-- Data items --
--- BEGIN ---

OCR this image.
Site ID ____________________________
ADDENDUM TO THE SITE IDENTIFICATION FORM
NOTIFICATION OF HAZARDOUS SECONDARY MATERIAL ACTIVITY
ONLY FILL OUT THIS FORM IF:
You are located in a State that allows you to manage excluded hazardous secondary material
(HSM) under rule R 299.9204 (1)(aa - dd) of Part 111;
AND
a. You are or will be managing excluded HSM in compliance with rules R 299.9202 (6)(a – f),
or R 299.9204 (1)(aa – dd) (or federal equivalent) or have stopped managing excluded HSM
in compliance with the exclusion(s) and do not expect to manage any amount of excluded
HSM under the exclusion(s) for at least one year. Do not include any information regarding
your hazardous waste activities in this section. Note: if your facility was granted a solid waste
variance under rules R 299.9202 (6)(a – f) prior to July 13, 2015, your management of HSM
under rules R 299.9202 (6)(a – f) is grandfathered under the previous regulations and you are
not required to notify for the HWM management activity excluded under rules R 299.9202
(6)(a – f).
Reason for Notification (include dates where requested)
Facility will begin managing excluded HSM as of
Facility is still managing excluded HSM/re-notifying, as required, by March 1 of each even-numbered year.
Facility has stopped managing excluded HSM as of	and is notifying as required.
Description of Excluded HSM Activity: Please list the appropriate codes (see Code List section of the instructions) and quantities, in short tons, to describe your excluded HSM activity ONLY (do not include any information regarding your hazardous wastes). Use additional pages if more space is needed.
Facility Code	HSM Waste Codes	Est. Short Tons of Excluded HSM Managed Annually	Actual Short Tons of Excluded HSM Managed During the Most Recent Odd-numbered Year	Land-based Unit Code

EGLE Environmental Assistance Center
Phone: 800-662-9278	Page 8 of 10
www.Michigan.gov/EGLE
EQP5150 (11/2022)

--- END ---

-- WHAT YOU NEED TO DO --
Each entry above is to be quoted exactly.

-- RESULT --
OCR this image.
Site ID ____________________________
ADDENDUM TO THE SITE IDENTIFICATION FORM
NOTIFICATION OF HAZARDOUS SECONDARY MATERIAL ACTIVITY
ONLY FILL OUT THIS FORM IF:
You are located in a State that allows you to manage excluded hazardous secondary material
(HSM) under rule R 299.9204 (1)(aa - dd) of Part 111;
AND
a. You are or will be managing excluded HSM in compliance with rules R 299.9202 (6)(a – f),
or R 299.9204 (1)(aa – dd) (or federal equivalent) or have stopped managing excluded HSM
in compliance with the exclusion(s) and do not expect to manage any amount of excluded
HSM under the exclusion(s) for at least one year. Do not include any information regarding
your hazardous waste activities in this section. Note: if your facility was granted a solid waste
variance under rules R 299.9202 (6)(a – f) prior to July 13, 2015, your management of HSM
under rules R 299.9202 (6)(a – f) is grandfathered under the previous regulations and you are
not required to notify for the HWM management activity excluded under rules R 299.9202
(6)(a – f).
Reason for Notification (include dates where requested)
Facility will begin managing excluded HSM as of
Facility is still managing excluded HSM/re-notifying, as required, by March 1 of each even-numbered year.
Facility has stopped managing excluded HSM as of	and is notifying as required.
Description of Excluded HSM Activity: Please list the appropriate codes (see Code List section of the instructions) and quantities, in short tons, to describe your excluded HSM activity ONLY (do not include any information regarding your hazardous wastes). Use additional pages if more space is needed.
Facility Code	HSM Waste Codes	Est. Short Tons of Excluded HSM Managed Annually	Actual Short Tons of Excluded HSM Managed During the Most Recent Odd-numbered Year	Land-based Unit Code

EGLE Environmental Assistance Center
Phone: 800-662-9278	Page 8 of 10
www.Michigan.gov/EGLE
EQP5150 (11/2022)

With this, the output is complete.